### Directions
Rewrite the listing below as a numbered list, one line per item, with blank lines dropped and the picture lines left out.

### Input records

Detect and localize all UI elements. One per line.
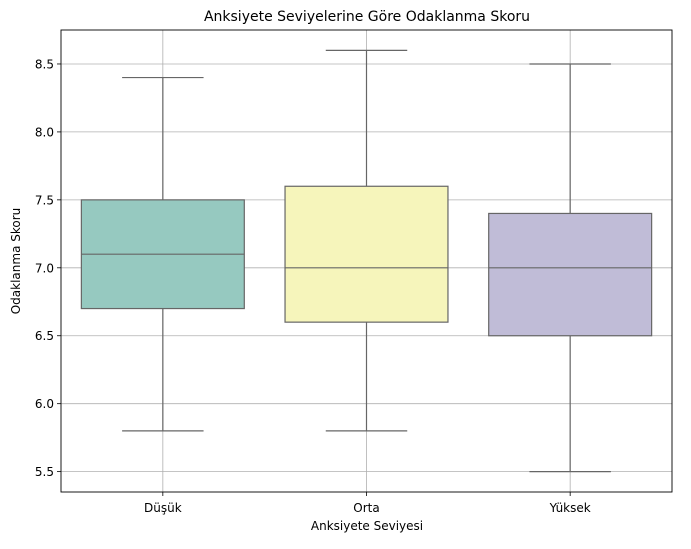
y-tick-label: 7.5 xyxy=(35,193,54,207)
x-tick-label: Yüksek xyxy=(549,501,591,515)
x-tick-label: Düşük xyxy=(144,501,182,515)
chart-title: Anksiyete Seviyelerine Göre Odaklanma Sk… xyxy=(204,9,530,25)
iqr-box xyxy=(284,185,449,323)
y-tick-label: 8.0 xyxy=(35,125,54,139)
box-group xyxy=(284,49,449,432)
box-plot-series xyxy=(80,49,653,473)
y-tick-label: 6.0 xyxy=(35,397,54,411)
y-tick-label: 5.5 xyxy=(35,465,54,479)
y-axis-label: Odaklanma Skoru xyxy=(9,208,23,315)
y-tick-label: 8.5 xyxy=(35,57,54,71)
x-tick-label: Orta xyxy=(353,501,379,515)
box-group xyxy=(488,63,653,473)
box-group xyxy=(80,76,245,432)
iqr-box xyxy=(488,212,653,337)
x-axis-ticks: Düşük Orta Yüksek xyxy=(144,492,591,515)
y-tick-label: 7.0 xyxy=(35,261,54,275)
y-axis-ticks: 5.5 6.0 6.5 7.0 7.5 8.0 8.5 xyxy=(35,57,61,479)
y-tick-label: 6.5 xyxy=(35,329,54,343)
x-axis-label: Anksiyete Seviyesi xyxy=(311,519,423,533)
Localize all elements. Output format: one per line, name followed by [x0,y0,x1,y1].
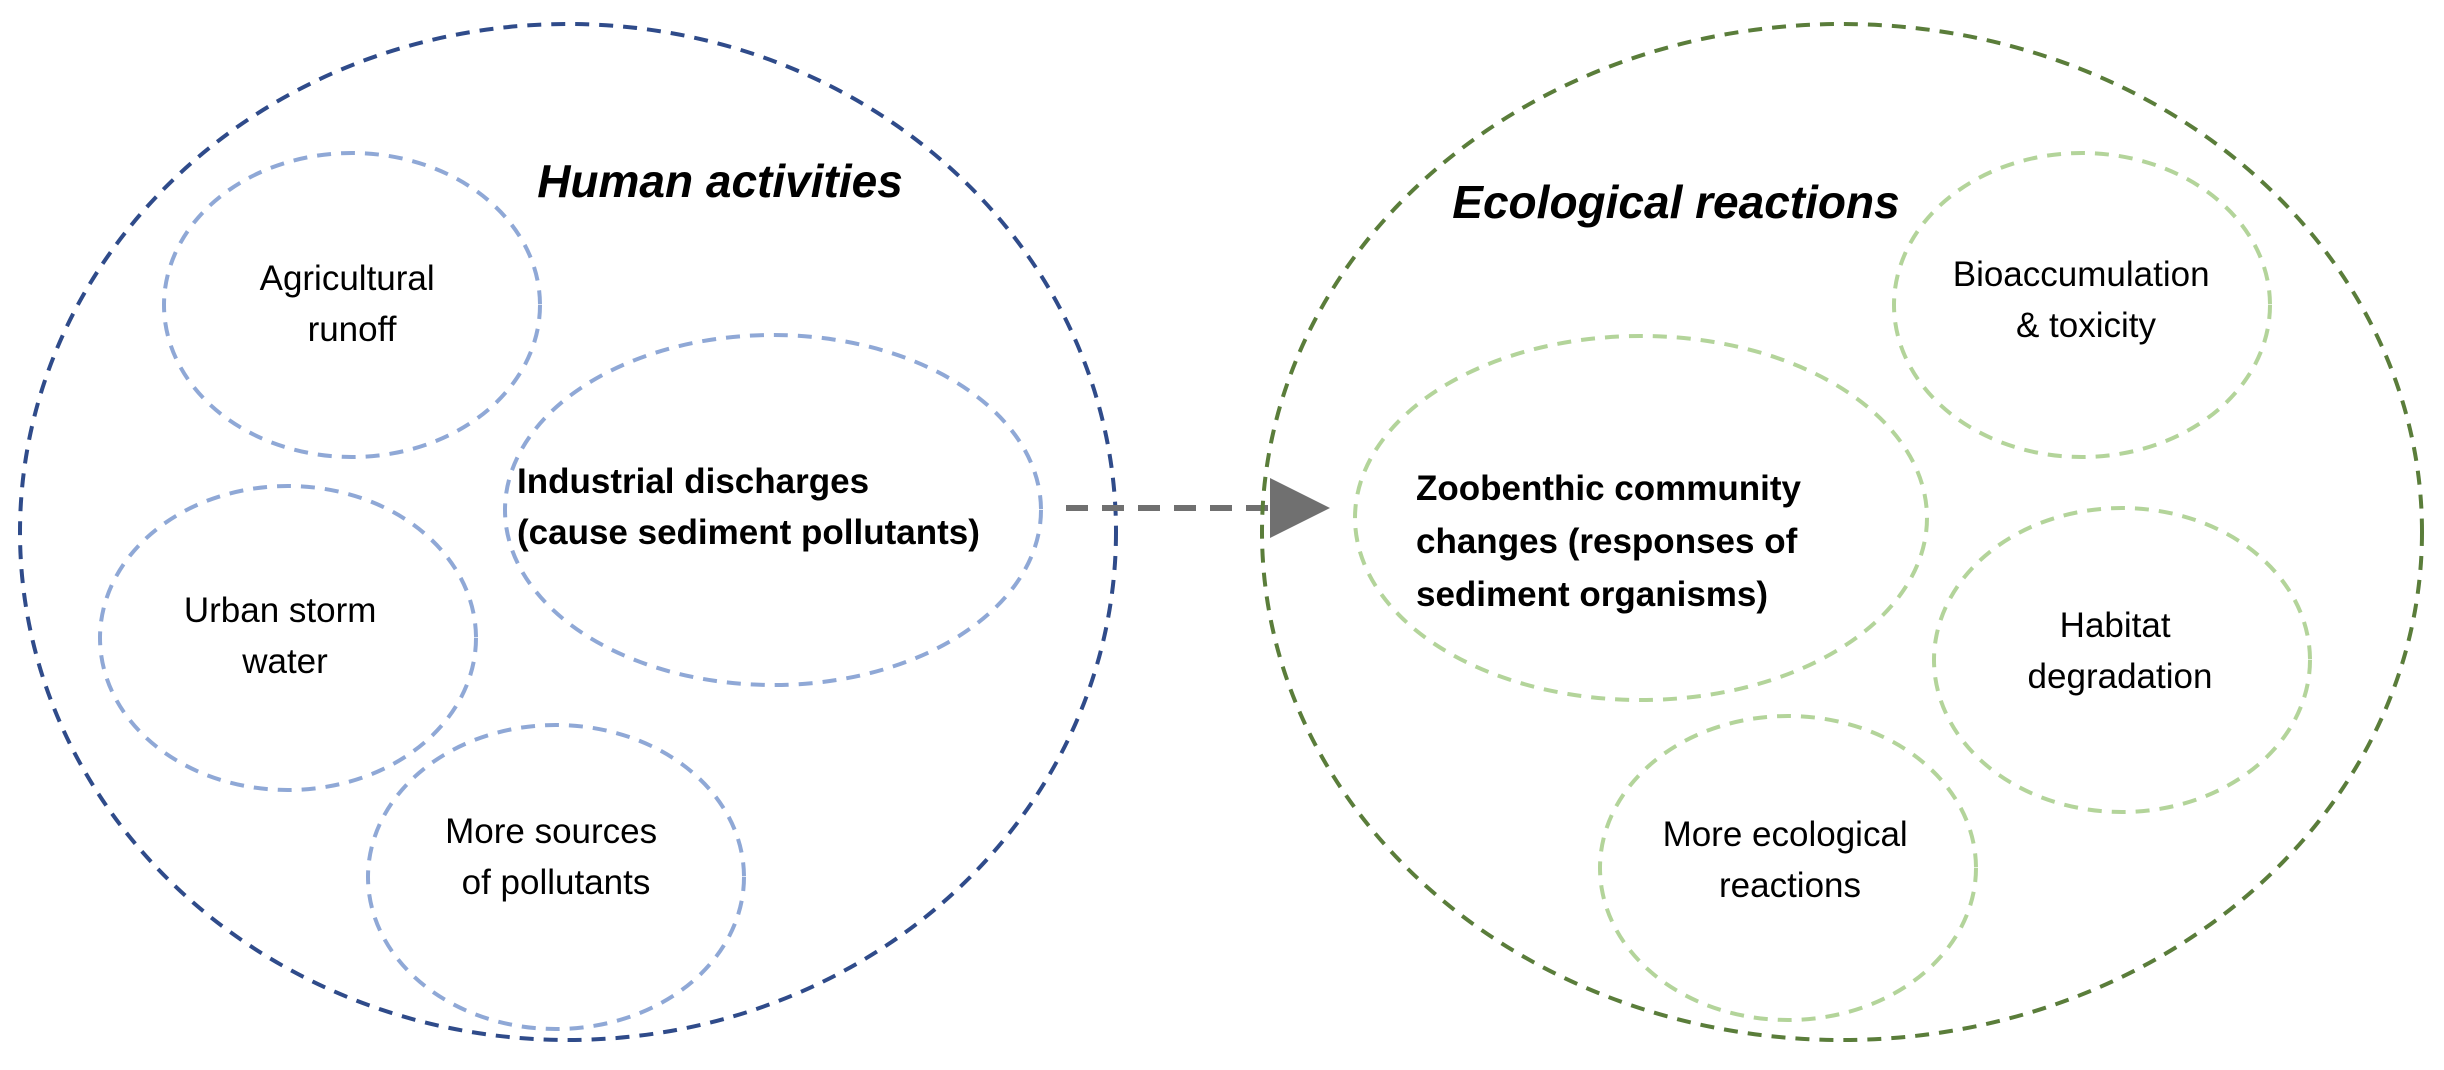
more-sources-label: More sources of pollutants [445,812,667,902]
habitat-degradation-line-1: Habitat [2060,606,2171,645]
human-activities-boundary [18,22,1118,1042]
ecological-reactions-title: Ecological reactions [1452,176,1899,228]
industrial-discharges-line-2: (cause sediment pollutants) [517,513,980,552]
zoobenthic-line-3: sediment organisms) [1416,575,1768,614]
industrial-discharges-bubble [503,333,1043,687]
more-ecological-line-1: More ecological [1663,815,1908,854]
urban-storm-water-bubble [98,484,478,792]
agricultural-runoff-line-2: runoff [308,310,397,349]
more-ecological-label: More ecological reactions [1663,815,1918,905]
urban-storm-water-line-1: Urban storm [184,591,377,630]
zoobenthic-line-2: changes (responses of [1416,522,1798,561]
zoobenthic-line-1: Zoobenthic community [1416,469,1802,508]
industrial-discharges-line-1: Industrial discharges [517,462,869,501]
agricultural-runoff-line-1: Agricultural [260,259,435,298]
more-sources-line-2: of pollutants [462,863,651,902]
agricultural-runoff-label: Agricultural runoff [260,259,445,349]
human-activities-title: Human activities [537,155,903,207]
habitat-degradation-label: Habitat degradation [2028,606,2213,696]
habitat-degradation-line-2: degradation [2028,657,2213,696]
agricultural-runoff-bubble [162,151,542,459]
more-sources-bubble [366,723,746,1031]
bioaccumulation-bubble [1892,151,2272,459]
urban-storm-water-line-2: water [241,642,328,681]
bioaccumulation-line-1: Bioaccumulation [1953,255,2210,294]
bioaccumulation-line-2: & toxicity [2016,306,2157,345]
industrial-discharges-label: Industrial discharges (cause sediment po… [517,462,980,552]
zoobenthic-bubble [1353,334,1929,702]
more-sources-line-1: More sources [445,812,657,851]
habitat-degradation-bubble [1932,506,2312,814]
ecological-reactions-boundary [1260,22,2424,1042]
zoobenthic-label: Zoobenthic community changes (responses … [1416,469,1811,614]
more-ecological-line-2: reactions [1719,866,1861,905]
bioaccumulation-label: Bioaccumulation & toxicity [1953,255,2220,345]
more-ecological-bubble [1598,714,1978,1022]
urban-storm-water-label: Urban storm water [184,591,386,681]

### Worked solution
1. Detect and localize all UI elements. One per line.
2. y-tick-label: 7.5 xyxy=(35,193,54,207)
3. x-tick-label: Yüksek xyxy=(549,501,591,515)
4. x-tick-label: Düşük xyxy=(144,501,182,515)
5. chart-title: Anksiyete Seviyelerine Göre Odaklanma Sk… xyxy=(204,9,530,25)
6. iqr-box xyxy=(284,185,449,323)
7. y-tick-label: 8.0 xyxy=(35,125,54,139)
8. box-group xyxy=(284,49,449,432)
9. box-plot-series xyxy=(80,49,653,473)
10. y-tick-label: 6.0 xyxy=(35,397,54,411)
11. y-tick-label: 5.5 xyxy=(35,465,54,479)
12. y-axis-label: Odaklanma Skoru xyxy=(9,208,23,315)
13. y-tick-label: 8.5 xyxy=(35,57,54,71)
14. x-tick-label: Orta xyxy=(353,501,379,515)
15. box-group xyxy=(488,63,653,473)
16. box-group xyxy=(80,76,245,432)
17. iqr-box xyxy=(488,212,653,337)
18. x-axis-ticks: Düşük Orta Yüksek xyxy=(144,492,591,515)
19. y-tick-label: 7.0 xyxy=(35,261,54,275)
20. y-axis-ticks: 5.5 6.0 6.5 7.0 7.5 8.0 8.5 xyxy=(35,57,61,479)
21. y-tick-label: 6.5 xyxy=(35,329,54,343)
22. x-axis-label: Anksiyete Seviyesi xyxy=(311,519,423,533)
23. Localize all elements. Output format: one per line, name followed by [x0,y0,x1,y1].
24. more-sources-label: More sources of pollutants [445,812,667,902]
25. habitat-degradation-line-1: Habitat [2060,606,2171,645]
26. human-activities-boundary [18,22,1118,1042]
27. ecological-reactions-title: Ecological reactions [1452,176,1899,228]
28. industrial-discharges-line-2: (cause sediment pollutants) [517,513,980,552]
29. zoobenthic-line-3: sediment organisms) [1416,575,1768,614]
30. industrial-discharges-bubble [503,333,1043,687]
31. more-ecological-line-1: More ecological [1663,815,1908,854]
32. urban-storm-water-bubble [98,484,478,792]
33. agricultural-runoff-line-2: runoff [308,310,397,349]
34. more-ecological-label: More ecological reactions [1663,815,1918,905]
35. urban-storm-water-line-1: Urban storm [184,591,377,630]
36. zoobenthic-line-2: changes (responses of [1416,522,1798,561]
37. zoobenthic-line-1: Zoobenthic community [1416,469,1802,508]
38. industrial-discharges-line-1: Industrial discharges [517,462,869,501]
39. agricultural-runoff-line-1: Agricultural [260,259,435,298]
40. more-sources-line-2: of pollutants [462,863,651,902]
41. agricultural-runoff-label: Agricultural runoff [260,259,445,349]
42. human-activities-title: Human activities [537,155,903,207]
43. habitat-degradation-label: Habitat degradation [2028,606,2213,696]
44. habitat-degradation-line-2: degradation [2028,657,2213,696]
45. agricultural-runoff-bubble [162,151,542,459]
46. more-sources-bubble [366,723,746,1031]
47. bioaccumulation-bubble [1892,151,2272,459]
48. urban-storm-water-line-2: water [241,642,328,681]
49. bioaccumulation-line-1: Bioaccumulation [1953,255,2210,294]
50. bioaccumulation-line-2: & toxicity [2016,306,2157,345]
51. industrial-discharges-label: Industrial discharges (cause sediment po… [517,462,980,552]
52. zoobenthic-bubble [1353,334,1929,702]
53. more-sources-line-1: More sources [445,812,657,851]
54. habitat-degradation-bubble [1932,506,2312,814]
55. ecological-reactions-boundary [1260,22,2424,1042]
56. zoobenthic-label: Zoobenthic community changes (responses … [1416,469,1811,614]
57. more-ecological-line-2: reactions [1719,866,1861,905]
58. bioaccumulation-label: Bioaccumulation & toxicity [1953,255,2220,345]
59. more-ecological-bubble [1598,714,1978,1022]
60. urban-storm-water-label: Urban storm water [184,591,386,681]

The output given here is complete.